---------- Material provided

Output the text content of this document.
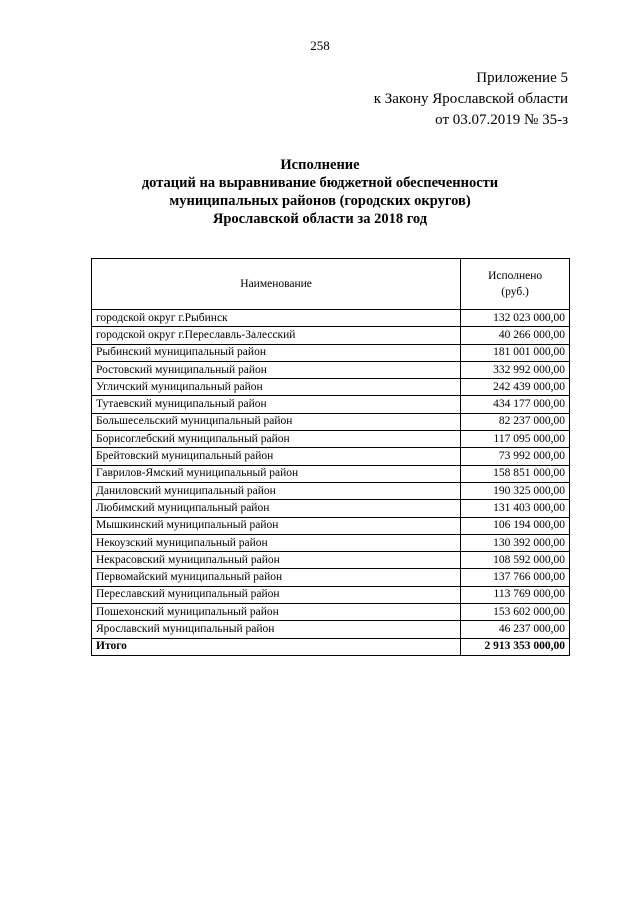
258
Приложение 5
к Закону Ярославской области
от 03.07.2019 № 35-з
Исполнение
дотаций на выравнивание бюджетной обеспеченности
муниципальных районов (городских округов)
Ярославской области за 2018 год
Наименование	Исполнено
(руб.)

городской округ г.Рыбинск	132 023 000,00
городской округ г.Переславль-Залесский	40 266 000,00
Рыбинский муниципальный район	181 001 000,00
Ростовский муниципальный район	332 992 000,00
Угличский муниципальный район	242 439 000,00
Тутаевский муниципальный район	434 177 000,00
Большесельский муниципальный район	82 237 000,00
Борисоглебский муниципальный район	117 095 000,00
Брейтовский муниципальный район	73 992 000,00
Гаврилов-Ямский муниципальный район	158 851 000,00
Даниловский муниципальный район	190 325 000,00
Любимский муниципальный район	131 403 000,00
Мышкинский муниципальный район	106 194 000,00
Некоузский муниципальный район	130 392 000,00
Некрасовский муниципальный район	108 592 000,00
Первомайский муниципальный район	137 766 000,00
Переславский муниципальный район	113 769 000,00
Пошехонский муниципальный район	153 602 000,00
Ярославский муниципальный район	46 237 000,00
Итого	2 913 353 000,00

--------------------

Scan the material above for the string "области" and report each line where you find it.

### Problem solution
к Закону Ярославской области
Ярославской области за 2018 год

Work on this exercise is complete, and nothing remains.